▶ [Objective]:
Go through the records below line by line. Count the lines with "Dissatisfied" and give the count alone.

▶ [Data for the task]:

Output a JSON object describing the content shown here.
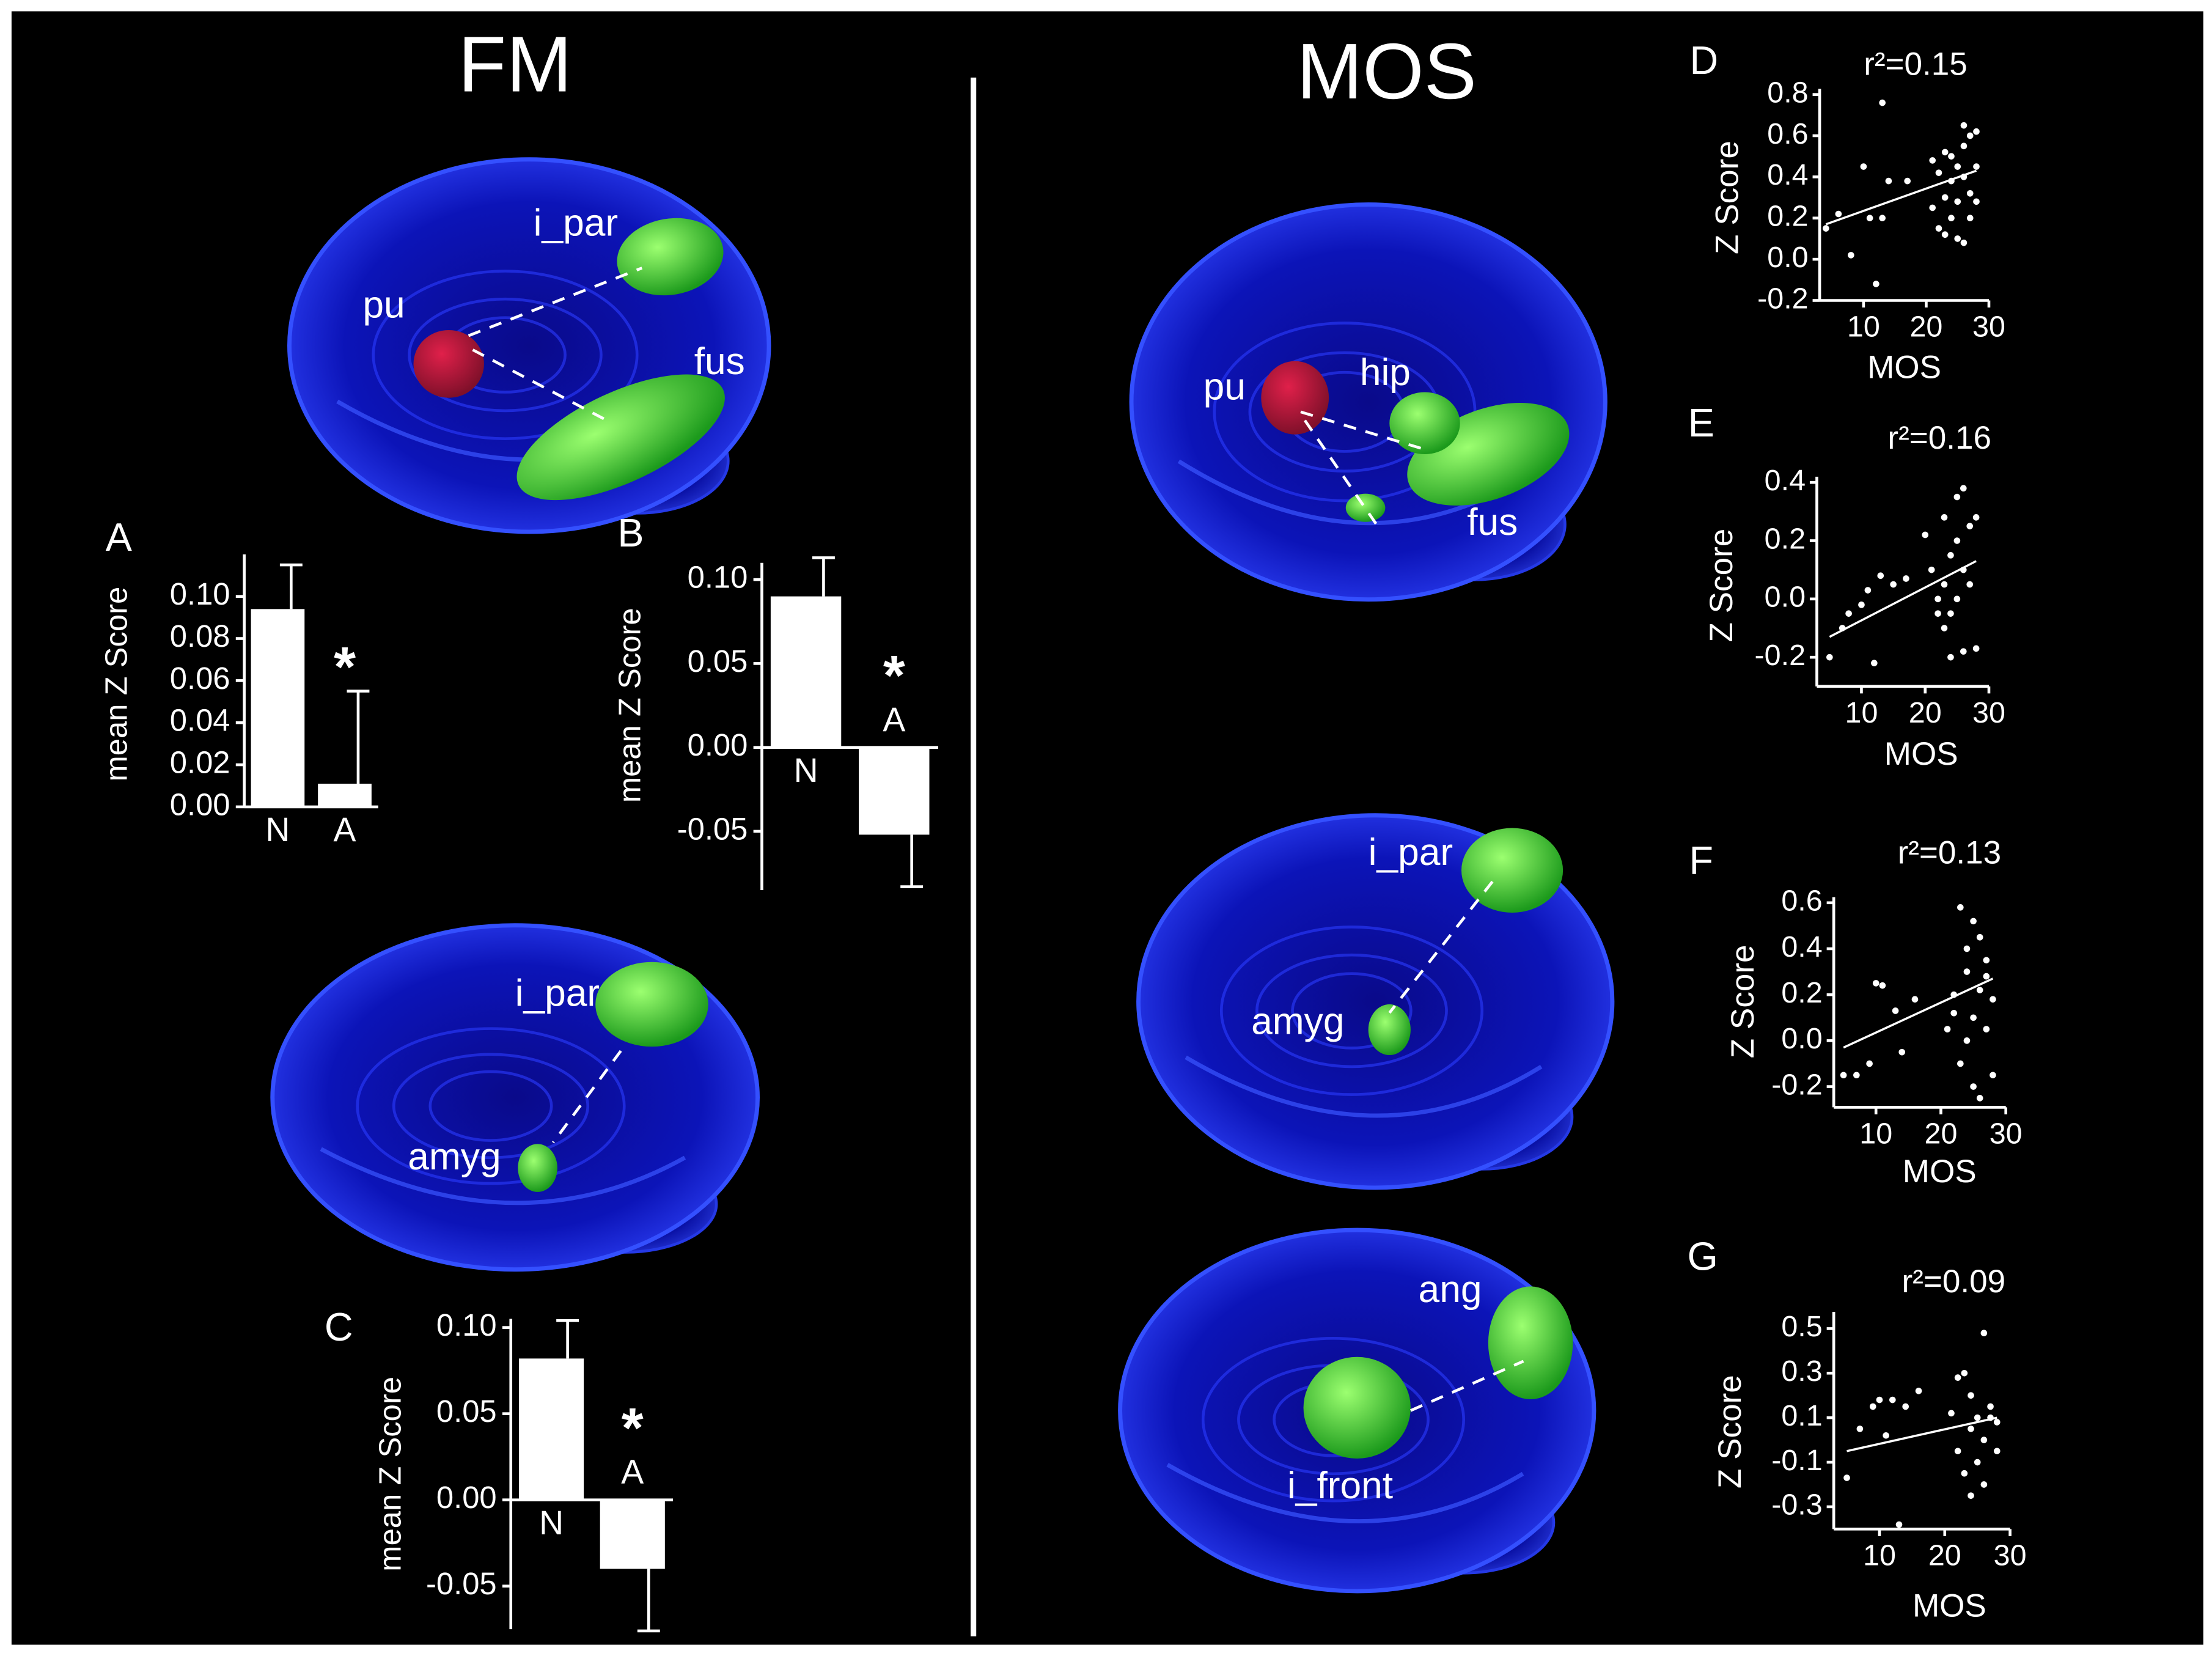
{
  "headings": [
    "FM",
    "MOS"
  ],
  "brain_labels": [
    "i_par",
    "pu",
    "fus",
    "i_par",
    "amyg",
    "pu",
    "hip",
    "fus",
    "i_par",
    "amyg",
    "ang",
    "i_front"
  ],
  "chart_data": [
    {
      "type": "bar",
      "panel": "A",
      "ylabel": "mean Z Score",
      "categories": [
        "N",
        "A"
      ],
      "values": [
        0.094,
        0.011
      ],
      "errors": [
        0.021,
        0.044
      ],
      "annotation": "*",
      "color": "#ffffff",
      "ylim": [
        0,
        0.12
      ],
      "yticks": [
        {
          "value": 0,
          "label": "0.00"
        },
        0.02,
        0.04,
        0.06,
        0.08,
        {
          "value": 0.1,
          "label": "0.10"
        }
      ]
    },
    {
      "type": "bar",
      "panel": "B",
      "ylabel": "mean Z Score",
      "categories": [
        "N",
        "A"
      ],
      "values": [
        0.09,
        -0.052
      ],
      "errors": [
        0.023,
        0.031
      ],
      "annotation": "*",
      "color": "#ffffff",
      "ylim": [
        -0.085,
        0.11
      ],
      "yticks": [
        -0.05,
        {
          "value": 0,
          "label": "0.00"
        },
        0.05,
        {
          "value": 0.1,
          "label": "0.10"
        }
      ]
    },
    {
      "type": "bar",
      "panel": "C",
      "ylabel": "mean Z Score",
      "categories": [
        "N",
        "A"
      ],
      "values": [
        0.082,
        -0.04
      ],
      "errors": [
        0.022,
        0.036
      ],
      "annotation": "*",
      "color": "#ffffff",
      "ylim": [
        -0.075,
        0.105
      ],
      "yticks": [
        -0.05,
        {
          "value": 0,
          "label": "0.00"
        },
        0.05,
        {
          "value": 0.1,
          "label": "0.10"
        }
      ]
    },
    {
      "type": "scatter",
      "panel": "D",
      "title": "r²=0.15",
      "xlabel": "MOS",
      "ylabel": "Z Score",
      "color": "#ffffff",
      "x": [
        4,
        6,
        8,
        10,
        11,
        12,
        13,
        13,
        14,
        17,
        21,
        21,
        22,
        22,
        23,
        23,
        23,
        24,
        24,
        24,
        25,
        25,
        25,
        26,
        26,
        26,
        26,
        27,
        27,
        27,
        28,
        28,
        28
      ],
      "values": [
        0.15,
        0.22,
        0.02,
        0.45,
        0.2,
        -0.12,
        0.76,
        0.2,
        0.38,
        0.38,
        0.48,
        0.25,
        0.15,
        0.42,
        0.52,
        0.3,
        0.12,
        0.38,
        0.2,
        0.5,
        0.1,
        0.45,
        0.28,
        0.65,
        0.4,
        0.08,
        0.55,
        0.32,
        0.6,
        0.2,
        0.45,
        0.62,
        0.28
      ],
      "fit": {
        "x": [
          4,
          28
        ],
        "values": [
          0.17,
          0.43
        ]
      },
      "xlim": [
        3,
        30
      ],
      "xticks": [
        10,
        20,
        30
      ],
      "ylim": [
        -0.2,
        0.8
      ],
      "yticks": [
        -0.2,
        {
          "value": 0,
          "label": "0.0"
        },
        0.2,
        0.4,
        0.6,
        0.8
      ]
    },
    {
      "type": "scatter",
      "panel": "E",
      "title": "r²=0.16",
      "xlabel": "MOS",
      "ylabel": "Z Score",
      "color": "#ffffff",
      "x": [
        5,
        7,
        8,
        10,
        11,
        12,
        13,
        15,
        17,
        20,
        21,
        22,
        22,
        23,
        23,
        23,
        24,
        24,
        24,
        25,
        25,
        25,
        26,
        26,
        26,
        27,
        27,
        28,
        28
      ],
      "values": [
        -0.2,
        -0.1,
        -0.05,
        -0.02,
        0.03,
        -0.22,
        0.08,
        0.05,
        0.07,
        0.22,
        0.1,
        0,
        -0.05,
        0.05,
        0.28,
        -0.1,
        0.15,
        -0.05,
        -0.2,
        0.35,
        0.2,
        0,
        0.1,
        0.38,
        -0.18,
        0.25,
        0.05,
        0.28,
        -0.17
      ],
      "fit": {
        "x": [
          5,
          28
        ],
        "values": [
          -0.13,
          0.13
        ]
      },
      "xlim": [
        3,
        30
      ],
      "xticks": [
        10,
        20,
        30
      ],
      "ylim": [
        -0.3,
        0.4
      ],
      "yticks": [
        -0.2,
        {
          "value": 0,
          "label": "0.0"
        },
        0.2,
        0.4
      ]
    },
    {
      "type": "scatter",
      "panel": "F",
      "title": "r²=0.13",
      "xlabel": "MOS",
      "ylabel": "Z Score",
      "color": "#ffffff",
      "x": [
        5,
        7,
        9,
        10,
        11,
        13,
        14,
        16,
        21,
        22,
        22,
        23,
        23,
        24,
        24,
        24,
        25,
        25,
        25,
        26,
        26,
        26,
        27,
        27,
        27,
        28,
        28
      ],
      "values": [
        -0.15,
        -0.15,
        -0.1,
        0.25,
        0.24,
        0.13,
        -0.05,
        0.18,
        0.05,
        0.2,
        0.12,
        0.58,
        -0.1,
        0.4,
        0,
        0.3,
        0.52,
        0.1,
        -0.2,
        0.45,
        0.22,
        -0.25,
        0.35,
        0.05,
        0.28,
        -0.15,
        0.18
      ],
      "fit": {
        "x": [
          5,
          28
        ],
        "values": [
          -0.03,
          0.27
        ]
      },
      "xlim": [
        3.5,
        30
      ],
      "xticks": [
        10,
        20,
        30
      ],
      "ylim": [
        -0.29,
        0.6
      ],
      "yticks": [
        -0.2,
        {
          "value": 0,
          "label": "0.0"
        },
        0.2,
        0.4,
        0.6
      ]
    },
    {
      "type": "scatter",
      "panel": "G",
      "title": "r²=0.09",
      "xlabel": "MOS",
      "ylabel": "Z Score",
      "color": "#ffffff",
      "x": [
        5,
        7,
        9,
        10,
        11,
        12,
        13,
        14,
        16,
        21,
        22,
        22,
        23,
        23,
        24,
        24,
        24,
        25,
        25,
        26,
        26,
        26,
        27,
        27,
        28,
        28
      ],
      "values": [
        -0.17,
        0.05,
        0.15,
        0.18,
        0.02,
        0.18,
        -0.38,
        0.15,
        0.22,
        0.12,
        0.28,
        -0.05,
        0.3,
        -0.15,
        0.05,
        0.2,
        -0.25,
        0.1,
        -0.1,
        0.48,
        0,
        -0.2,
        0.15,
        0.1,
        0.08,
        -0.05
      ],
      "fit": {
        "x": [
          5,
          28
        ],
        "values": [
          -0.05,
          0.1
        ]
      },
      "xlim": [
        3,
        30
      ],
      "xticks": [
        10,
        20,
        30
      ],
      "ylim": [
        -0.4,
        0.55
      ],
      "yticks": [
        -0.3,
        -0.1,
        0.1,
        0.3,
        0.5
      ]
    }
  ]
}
...
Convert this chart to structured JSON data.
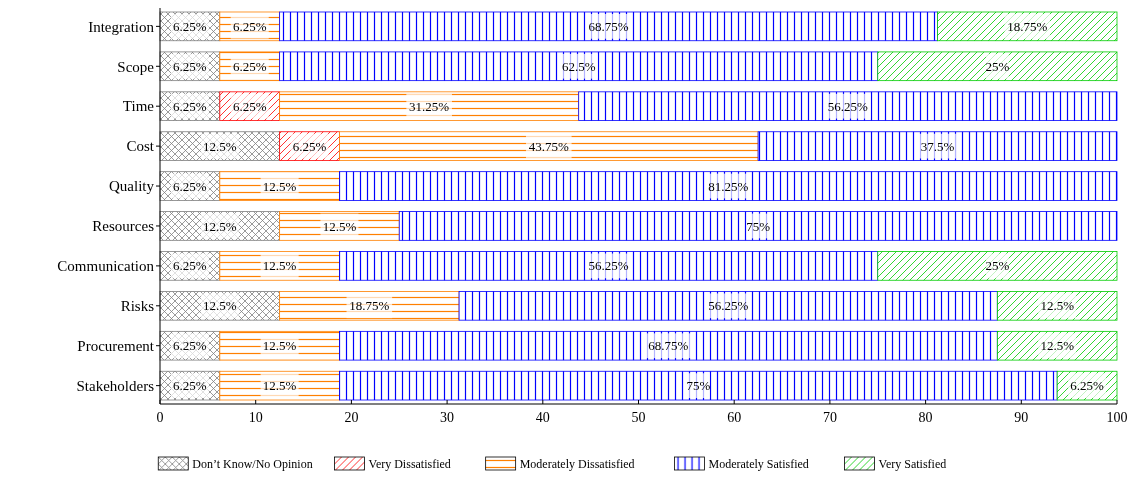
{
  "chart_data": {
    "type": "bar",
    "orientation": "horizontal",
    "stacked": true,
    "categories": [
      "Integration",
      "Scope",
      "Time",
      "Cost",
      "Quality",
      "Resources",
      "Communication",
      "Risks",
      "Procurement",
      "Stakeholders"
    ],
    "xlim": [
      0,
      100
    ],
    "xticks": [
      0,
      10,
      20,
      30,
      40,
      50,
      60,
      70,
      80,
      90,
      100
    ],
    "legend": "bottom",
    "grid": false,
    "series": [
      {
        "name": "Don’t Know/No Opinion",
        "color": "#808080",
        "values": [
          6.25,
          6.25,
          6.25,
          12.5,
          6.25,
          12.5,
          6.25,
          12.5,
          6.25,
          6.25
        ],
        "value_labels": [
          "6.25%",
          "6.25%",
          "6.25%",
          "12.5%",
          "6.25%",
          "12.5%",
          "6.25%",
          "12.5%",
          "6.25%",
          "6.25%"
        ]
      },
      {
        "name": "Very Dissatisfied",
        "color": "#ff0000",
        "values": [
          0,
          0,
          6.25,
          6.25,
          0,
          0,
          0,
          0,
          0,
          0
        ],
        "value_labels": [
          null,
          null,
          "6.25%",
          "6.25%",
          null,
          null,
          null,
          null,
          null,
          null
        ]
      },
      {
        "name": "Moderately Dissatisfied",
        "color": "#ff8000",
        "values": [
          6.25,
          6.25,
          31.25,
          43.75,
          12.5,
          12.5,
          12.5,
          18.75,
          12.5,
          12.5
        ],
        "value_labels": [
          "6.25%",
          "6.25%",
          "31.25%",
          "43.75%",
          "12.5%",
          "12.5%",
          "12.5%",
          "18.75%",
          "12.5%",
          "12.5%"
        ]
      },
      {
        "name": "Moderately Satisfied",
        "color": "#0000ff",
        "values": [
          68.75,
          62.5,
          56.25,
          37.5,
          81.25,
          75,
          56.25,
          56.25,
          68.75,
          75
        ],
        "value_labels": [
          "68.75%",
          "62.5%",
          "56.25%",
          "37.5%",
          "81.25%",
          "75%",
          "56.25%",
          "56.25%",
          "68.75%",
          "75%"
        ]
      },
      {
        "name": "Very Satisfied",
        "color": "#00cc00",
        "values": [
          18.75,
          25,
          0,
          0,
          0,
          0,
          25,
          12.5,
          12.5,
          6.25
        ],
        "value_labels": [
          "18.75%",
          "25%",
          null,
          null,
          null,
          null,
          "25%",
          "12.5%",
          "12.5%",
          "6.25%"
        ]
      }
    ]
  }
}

▶ [The answer]:
2